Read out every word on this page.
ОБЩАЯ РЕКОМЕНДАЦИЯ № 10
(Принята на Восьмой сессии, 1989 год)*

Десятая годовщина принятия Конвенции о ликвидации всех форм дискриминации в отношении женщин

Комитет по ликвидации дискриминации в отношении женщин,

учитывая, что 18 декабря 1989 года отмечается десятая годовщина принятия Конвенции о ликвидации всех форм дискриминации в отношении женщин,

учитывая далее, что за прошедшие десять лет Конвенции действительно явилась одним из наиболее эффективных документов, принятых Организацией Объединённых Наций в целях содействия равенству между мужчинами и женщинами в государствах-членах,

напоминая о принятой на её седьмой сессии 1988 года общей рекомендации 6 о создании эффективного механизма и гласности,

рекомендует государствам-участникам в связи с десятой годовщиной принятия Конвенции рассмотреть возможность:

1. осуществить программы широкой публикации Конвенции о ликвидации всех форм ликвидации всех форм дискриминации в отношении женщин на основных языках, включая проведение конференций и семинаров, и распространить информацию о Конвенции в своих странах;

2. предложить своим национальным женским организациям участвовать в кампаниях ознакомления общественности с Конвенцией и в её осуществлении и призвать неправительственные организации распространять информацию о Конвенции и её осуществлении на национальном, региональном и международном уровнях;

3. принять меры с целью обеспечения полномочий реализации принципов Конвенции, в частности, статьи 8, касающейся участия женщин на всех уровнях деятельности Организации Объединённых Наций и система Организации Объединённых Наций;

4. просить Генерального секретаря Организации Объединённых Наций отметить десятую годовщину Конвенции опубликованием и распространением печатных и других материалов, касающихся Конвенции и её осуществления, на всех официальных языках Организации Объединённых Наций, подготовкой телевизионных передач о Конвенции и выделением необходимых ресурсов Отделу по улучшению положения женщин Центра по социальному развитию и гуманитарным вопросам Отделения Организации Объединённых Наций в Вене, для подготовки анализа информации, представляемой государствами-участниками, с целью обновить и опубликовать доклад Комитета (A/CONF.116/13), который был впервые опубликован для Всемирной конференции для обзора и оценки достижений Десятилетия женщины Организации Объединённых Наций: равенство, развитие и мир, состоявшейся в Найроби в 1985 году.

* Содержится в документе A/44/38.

------------------------------------------------------------

[STATED PROBLEM]
Every line above that contains the word "дискриминации" should be reported.

[RESPONSE TO THIS EXERCISE]
Десятая годовщина принятия Конвенции о ликвидации всех форм дискриминации в отношении женщин
Комитет по ликвидации дискриминации в отношении женщин,
учитывая, что 18 декабря 1989 года отмечается десятая годовщина принятия Конвенции о ликвидации всех форм дискриминации в отношении женщин,
1. осуществить программы широкой публикации Конвенции о ликвидации всех форм ликвидации всех форм дискриминации в отношении женщин на основных языках, включая проведение конференций и семинаров, и распространить информацию о Конвенции в своих странах;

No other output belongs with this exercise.